[Spatial layout listing]
>> begin

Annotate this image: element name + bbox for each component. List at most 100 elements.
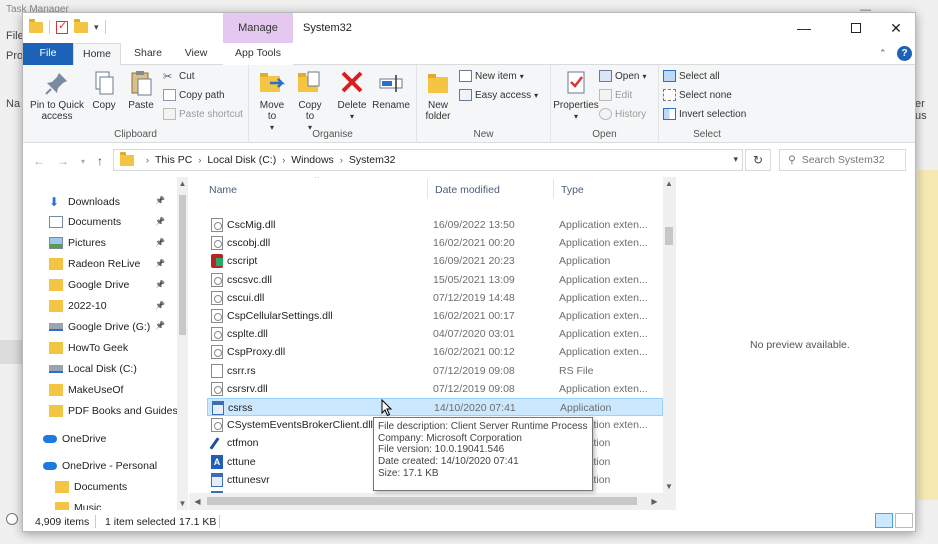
breadcrumb-item[interactable]: Windows <box>291 154 334 166</box>
customize-toolbar-icon[interactable]: ▾ <box>94 22 99 33</box>
pin-icon: 📌 <box>155 279 165 289</box>
table-row[interactable]: cscript 16/09/2021 20:23 Application <box>207 252 663 270</box>
breadcrumb-item[interactable]: Local Disk (C:) <box>207 154 276 166</box>
tab-home[interactable]: Home <box>73 43 121 66</box>
nav-item[interactable]: ⬇ Downloads 📌 <box>23 191 173 212</box>
column-divider[interactable] <box>427 179 428 199</box>
close-button[interactable]: ✕ <box>873 13 915 43</box>
breadcrumb-separator[interactable]: › <box>198 155 201 165</box>
address-bar[interactable]: › This PC › Local Disk (C:) › Windows › System… <box>113 149 743 171</box>
address-dropdown-icon[interactable]: ▾ <box>733 154 738 165</box>
file-list-scrollbar[interactable]: ▲ ▼ <box>663 177 675 493</box>
tab-view[interactable]: View <box>173 43 219 65</box>
select-none-button[interactable]: Select none <box>663 89 732 101</box>
nav-item[interactable]: Radeon ReLive 📌 <box>23 254 173 275</box>
tab-file[interactable]: File <box>23 43 73 65</box>
table-row[interactable]: csrsrv.dll 07/12/2019 09:08 Application ex… <box>207 380 663 398</box>
file-type: RS File <box>559 364 594 377</box>
paste-button[interactable]: Paste <box>125 69 157 111</box>
address-bar-row: ← → ▾ ↑ › This PC › Local Disk (C:) › Window… <box>23 143 915 177</box>
copy-to-button[interactable]: Copy to ▾ <box>293 69 327 133</box>
nav-item[interactable]: Documents 📌 <box>23 212 173 233</box>
horizontal-scrollbar[interactable]: ◀ ▶ <box>189 493 675 510</box>
quick-access-toolbar: ▾ <box>29 18 106 34</box>
table-row[interactable]: CspProxy.dll 16/02/2021 00:12 Application … <box>207 343 663 361</box>
paste-shortcut-button[interactable]: Paste shortcut <box>163 108 243 120</box>
nav-item[interactable]: Google Drive 📌 <box>23 275 173 296</box>
scroll-down-icon[interactable]: ▼ <box>663 482 675 491</box>
scroll-up-icon[interactable]: ▲ <box>663 179 675 188</box>
scroll-up-icon[interactable]: ▲ <box>177 179 188 188</box>
table-row[interactable]: CscMig.dll 16/09/2022 13:50 Application ex… <box>207 216 663 234</box>
scroll-down-icon[interactable]: ▼ <box>177 499 188 508</box>
new-group-label: New <box>473 129 494 140</box>
scrollbar-thumb[interactable] <box>207 497 637 505</box>
table-row[interactable]: cscui.dll 07/12/2019 14:48 Application ext… <box>207 289 663 307</box>
forward-button[interactable]: → <box>57 154 69 168</box>
tab-app-tools[interactable]: App Tools <box>223 43 293 65</box>
nav-item[interactable]: Pictures 📌 <box>23 233 173 254</box>
details-view-button[interactable] <box>875 513 893 528</box>
breadcrumb-item[interactable]: System32 <box>349 154 396 166</box>
new-folder-button[interactable]: New folder <box>423 69 453 122</box>
delete-button[interactable]: Delete ▾ <box>335 69 369 122</box>
nav-item[interactable]: Documents <box>23 477 173 498</box>
invert-selection-button[interactable]: Invert selection <box>663 108 746 120</box>
nav-item[interactable]: Google Drive (G:) 📌 <box>23 316 173 337</box>
column-date-modified[interactable]: Date modified <box>435 184 500 196</box>
table-row[interactable]: csrss 14/10/2020 07:41 Application <box>207 398 663 416</box>
table-row[interactable]: CspCellularSettings.dll 16/02/2021 00:17 A… <box>207 307 663 325</box>
nav-item[interactable]: MakeUseOf <box>23 379 173 400</box>
tab-share[interactable]: Share <box>125 43 171 65</box>
history-button[interactable]: History <box>599 108 646 120</box>
scrollbar-thumb[interactable] <box>179 195 186 335</box>
column-name[interactable]: Name <box>209 184 237 196</box>
minimize-button[interactable]: — <box>781 13 827 43</box>
new-folder-icon[interactable] <box>74 18 88 33</box>
easy-access-button[interactable]: Easy access ▾ <box>459 89 538 101</box>
nav-item[interactable]: Local Disk (C:) <box>23 358 173 379</box>
breadcrumb-item[interactable]: This PC <box>155 154 192 166</box>
pin-to-quick-access-button[interactable]: Pin to Quick access <box>29 69 85 122</box>
open-button[interactable]: Open ▾ <box>599 70 646 82</box>
copy-path-button[interactable]: Copy path <box>163 89 225 101</box>
scrollbar-thumb[interactable] <box>665 227 673 245</box>
rename-button[interactable]: Rename <box>371 69 411 111</box>
large-icons-view-button[interactable] <box>895 513 913 528</box>
edit-button[interactable]: Edit <box>599 89 632 101</box>
search-input[interactable]: ⚲ Search System32 <box>779 149 906 171</box>
copy-button[interactable]: Copy <box>89 69 119 111</box>
cut-button[interactable]: ✂ Cut <box>163 70 195 84</box>
select-all-button[interactable]: Select all <box>663 70 720 82</box>
scroll-left-icon[interactable]: ◀ <box>192 497 203 506</box>
task-manager-tab-fragment[interactable]: Pro <box>6 50 23 62</box>
new-item-button[interactable]: New item ▾ <box>459 70 524 82</box>
column-divider[interactable] <box>553 179 554 199</box>
refresh-button[interactable]: ↻ <box>745 149 771 171</box>
up-button[interactable]: ↑ <box>97 154 103 168</box>
navigation-scrollbar[interactable]: ▲ ▼ <box>177 177 188 510</box>
recent-locations-icon[interactable]: ▾ <box>81 157 85 166</box>
nav-item[interactable]: OneDrive - Personal <box>23 456 173 477</box>
column-type[interactable]: Type <box>561 184 584 196</box>
nav-item[interactable]: 2022-10 📌 <box>23 296 173 317</box>
scroll-right-icon[interactable]: ▶ <box>649 497 660 506</box>
table-row[interactable]: csrr.rs 07/12/2019 09:08 RS File <box>207 362 663 380</box>
breadcrumb-separator[interactable]: › <box>340 155 343 165</box>
nav-item[interactable]: PDF Books and Guides <box>23 400 177 421</box>
minimize-ribbon-icon[interactable]: ⌃ <box>879 48 887 59</box>
table-row[interactable]: csplte.dll 04/07/2020 03:01 Application ex… <box>207 325 663 343</box>
properties-icon[interactable] <box>56 19 68 34</box>
move-to-button[interactable]: Move to ▾ <box>255 69 289 133</box>
folder-icon[interactable] <box>29 18 43 33</box>
table-row[interactable]: cscsvc.dll 15/05/2021 13:09 Application ex… <box>207 271 663 289</box>
help-icon[interactable]: ? <box>897 46 912 61</box>
nav-item[interactable]: Music <box>23 498 173 510</box>
properties-button[interactable]: Properties ▾ <box>551 69 601 122</box>
table-row[interactable]: cscobj.dll 16/02/2021 00:20 Application ex… <box>207 234 663 252</box>
nav-item[interactable]: HowTo Geek <box>23 337 173 358</box>
back-button[interactable]: ← <box>33 154 45 168</box>
breadcrumb-separator[interactable]: › <box>282 155 285 165</box>
nav-item[interactable]: OneDrive <box>23 429 173 450</box>
fewer-details-icon[interactable] <box>6 513 18 525</box>
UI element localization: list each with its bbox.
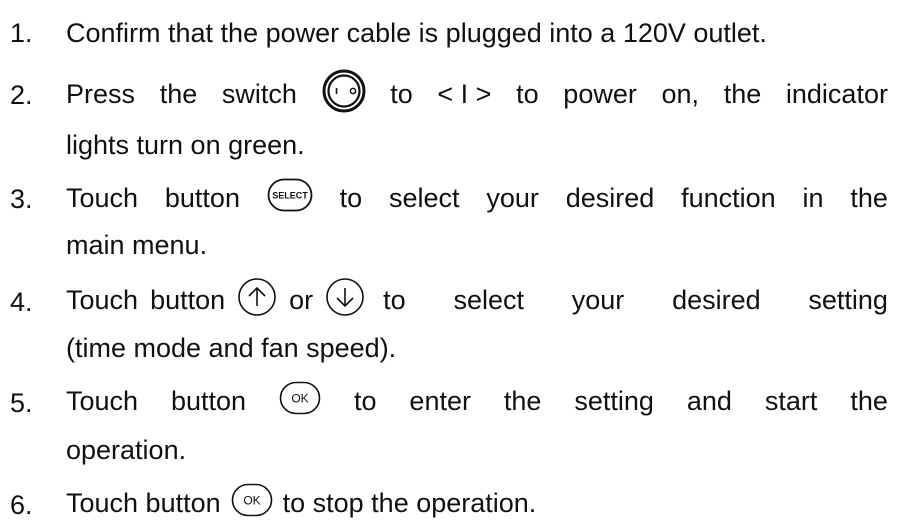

>> end

**Given exercise**
Could you quote every line of the listing above word for word, leaving out the pictures?

**The result**
Annotate this image: element name + bbox for each component. List at most 100 elements.
breadcrumb-item[interactable]: Windows <box>291 154 334 166</box>
customize-toolbar-icon[interactable]: ▾ <box>94 22 99 33</box>
pin-icon: 📌 <box>155 279 165 289</box>
table-row[interactable]: cscript 16/09/2021 20:23 Application <box>207 252 663 270</box>
breadcrumb-item[interactable]: Local Disk (C:) <box>207 154 276 166</box>
tab-home[interactable]: Home <box>73 43 121 66</box>
nav-item[interactable]: ⬇ Downloads 📌 <box>23 191 173 212</box>
column-divider[interactable] <box>427 179 428 199</box>
close-button[interactable]: ✕ <box>873 13 915 43</box>
breadcrumb-separator[interactable]: › <box>198 155 201 165</box>
address-bar[interactable]: › This PC › Local Disk (C:) › Windows › System… <box>113 149 743 171</box>
address-dropdown-icon[interactable]: ▾ <box>733 154 738 165</box>
file-list-scrollbar[interactable]: ▲ ▼ <box>663 177 675 493</box>
tab-view[interactable]: View <box>173 43 219 65</box>
select-none-button[interactable]: Select none <box>663 89 732 101</box>
nav-item[interactable]: Radeon ReLive 📌 <box>23 254 173 275</box>
tab-file[interactable]: File <box>23 43 73 65</box>
table-row[interactable]: csrsrv.dll 07/12/2019 09:08 Application ex… <box>207 380 663 398</box>
file-type: RS File <box>559 364 594 377</box>
paste-button[interactable]: Paste <box>125 69 157 111</box>
address-bar-row: ← → ▾ ↑ › This PC › Local Disk (C:) › Window… <box>23 143 915 177</box>
copy-to-button[interactable]: Copy to ▾ <box>293 69 327 133</box>
nav-item[interactable]: Documents 📌 <box>23 212 173 233</box>
horizontal-scrollbar[interactable]: ◀ ▶ <box>189 493 675 510</box>
quick-access-toolbar: ▾ <box>29 18 106 34</box>
table-row[interactable]: CspProxy.dll 16/02/2021 00:12 Application … <box>207 343 663 361</box>
paste-shortcut-button[interactable]: Paste shortcut <box>163 108 243 120</box>
nav-item[interactable]: Google Drive 📌 <box>23 275 173 296</box>
scroll-down-icon[interactable]: ▼ <box>663 482 675 491</box>
scroll-up-icon[interactable]: ▲ <box>663 179 675 188</box>
scroll-up-icon[interactable]: ▲ <box>177 179 188 188</box>
table-row[interactable]: CscMig.dll 16/09/2022 13:50 Application ex… <box>207 216 663 234</box>
scroll-down-icon[interactable]: ▼ <box>177 499 188 508</box>
new-group-label: New <box>473 129 494 140</box>
scrollbar-thumb[interactable] <box>207 497 637 505</box>
table-row[interactable]: cscui.dll 07/12/2019 14:48 Application ext… <box>207 289 663 307</box>
forward-button[interactable]: → <box>57 154 69 168</box>
tab-app-tools[interactable]: App Tools <box>223 43 293 65</box>
nav-item[interactable]: Pictures 📌 <box>23 233 173 254</box>
details-view-button[interactable] <box>875 513 893 528</box>
breadcrumb-item[interactable]: System32 <box>349 154 396 166</box>
new-folder-button[interactable]: New folder <box>423 69 453 122</box>
delete-button[interactable]: Delete ▾ <box>335 69 369 122</box>
nav-item[interactable]: Documents <box>23 477 173 498</box>
invert-selection-button[interactable]: Invert selection <box>663 108 746 120</box>
nav-item[interactable]: Google Drive (G:) 📌 <box>23 316 173 337</box>
column-date-modified[interactable]: Date modified <box>435 184 500 196</box>
table-row[interactable]: csrss 14/10/2020 07:41 Application <box>207 398 663 416</box>
table-row[interactable]: CspCellularSettings.dll 16/02/2021 00:17 A… <box>207 307 663 325</box>
nav-item[interactable]: MakeUseOf <box>23 379 173 400</box>
tab-share[interactable]: Share <box>125 43 171 65</box>
history-button[interactable]: History <box>599 108 646 120</box>
scrollbar-thumb[interactable] <box>179 195 186 335</box>
column-name[interactable]: Name <box>209 184 237 196</box>
minimize-button[interactable]: — <box>781 13 827 43</box>
new-folder-icon[interactable] <box>74 18 88 33</box>
easy-access-button[interactable]: Easy access ▾ <box>459 89 538 101</box>
nav-item[interactable]: Local Disk (C:) <box>23 358 173 379</box>
breadcrumb-item[interactable]: This PC <box>155 154 192 166</box>
pin-to-quick-access-button[interactable]: Pin to Quick access <box>29 69 85 122</box>
open-button[interactable]: Open ▾ <box>599 70 646 82</box>
copy-path-button[interactable]: Copy path <box>163 89 225 101</box>
scrollbar-thumb[interactable] <box>665 227 673 245</box>
rename-button[interactable]: Rename <box>371 69 411 111</box>
large-icons-view-button[interactable] <box>895 513 913 528</box>
edit-button[interactable]: Edit <box>599 89 632 101</box>
search-input[interactable]: ⚲ Search System32 <box>779 149 906 171</box>
copy-button[interactable]: Copy <box>89 69 119 111</box>
cut-button[interactable]: ✂ Cut <box>163 70 195 84</box>
select-all-button[interactable]: Select all <box>663 70 720 82</box>
scroll-left-icon[interactable]: ◀ <box>192 497 203 506</box>
task-manager-tab-fragment[interactable]: Pro <box>6 50 23 62</box>
new-item-button[interactable]: New item ▾ <box>459 70 524 82</box>
column-divider[interactable] <box>553 179 554 199</box>
refresh-button[interactable]: ↻ <box>745 149 771 171</box>
up-button[interactable]: ↑ <box>97 154 103 168</box>
navigation-scrollbar[interactable]: ▲ ▼ <box>177 177 188 510</box>
recent-locations-icon[interactable]: ▾ <box>81 157 85 166</box>
nav-item[interactable]: OneDrive - Personal <box>23 456 173 477</box>
column-type[interactable]: Type <box>561 184 584 196</box>
nav-item[interactable]: 2022-10 📌 <box>23 296 173 317</box>
scroll-right-icon[interactable]: ▶ <box>649 497 660 506</box>
table-row[interactable]: csrr.rs 07/12/2019 09:08 RS File <box>207 362 663 380</box>
breadcrumb-separator[interactable]: › <box>340 155 343 165</box>
nav-item[interactable]: PDF Books and Guides <box>23 400 177 421</box>
minimize-ribbon-icon[interactable]: ⌃ <box>879 48 887 59</box>
table-row[interactable]: csplte.dll 04/07/2020 03:01 Application ex… <box>207 325 663 343</box>
properties-icon[interactable] <box>56 19 68 34</box>
move-to-button[interactable]: Move to ▾ <box>255 69 289 133</box>
folder-icon[interactable] <box>29 18 43 33</box>
table-row[interactable]: cscsvc.dll 15/05/2021 13:09 Application ex… <box>207 271 663 289</box>
help-icon[interactable]: ? <box>897 46 912 61</box>
nav-item[interactable]: Music <box>23 498 173 510</box>
properties-button[interactable]: Properties ▾ <box>551 69 601 122</box>
table-row[interactable]: cscobj.dll 16/02/2021 00:20 Application ex… <box>207 234 663 252</box>
nav-item[interactable]: HowTo Geek <box>23 337 173 358</box>
back-button[interactable]: ← <box>33 154 45 168</box>
breadcrumb-separator[interactable]: › <box>282 155 285 165</box>
nav-item[interactable]: OneDrive <box>23 429 173 450</box>
fewer-details-icon[interactable] <box>6 513 18 525</box>
UI element localization: list each with its bbox.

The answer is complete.